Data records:

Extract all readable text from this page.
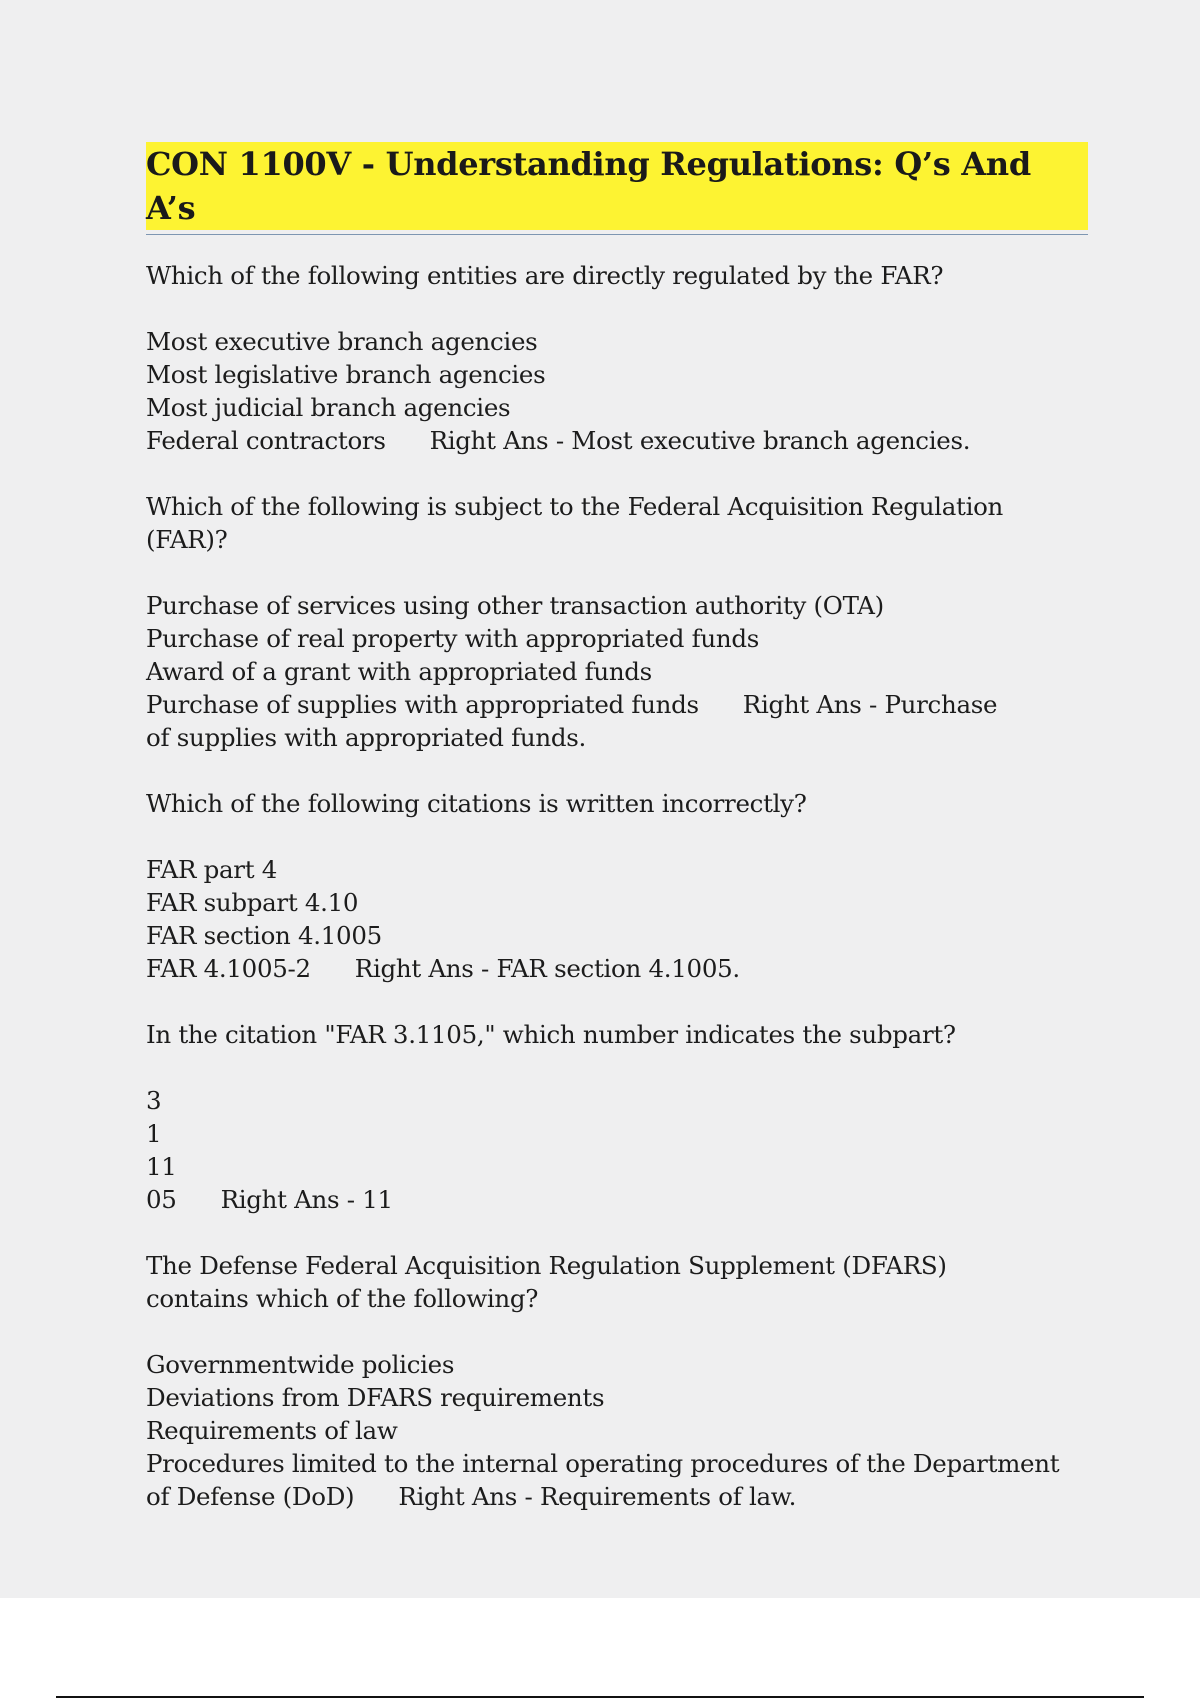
CON 1100V - Understanding Regulations: Q’s And A’s

Which of the following entities are directly regulated by the FAR?

Most executive branch agencies
Most legislative branch agencies
Most judicial branch agencies
Federal contractors Right Ans - Most executive branch agencies.

Which of the following is subject to the Federal Acquisition Regulation (FAR)?

Purchase of services using other transaction authority (OTA)
Purchase of real property with appropriated funds
Award of a grant with appropriated funds
Purchase of supplies with appropriated funds Right Ans - Purchase of supplies with appropriated funds.

Which of the following citations is written incorrectly?

FAR part 4
FAR subpart 4.10
FAR section 4.1005
FAR 4.1005-2 Right Ans - FAR section 4.1005.

In the citation "FAR 3.1105," which number indicates the subpart?

3
1
11
05 Right Ans - 11

The Defense Federal Acquisition Regulation Supplement (DFARS) contains which of the following?

Governmentwide policies
Deviations from DFARS requirements
Requirements of law
Procedures limited to the internal operating procedures of the Department of Defense (DoD) Right Ans - Requirements of law.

● **Task statement**: Collect each line holding the string "from".

● **Response**:
Extract all readable text from this page.
Deviations from DFARS requirements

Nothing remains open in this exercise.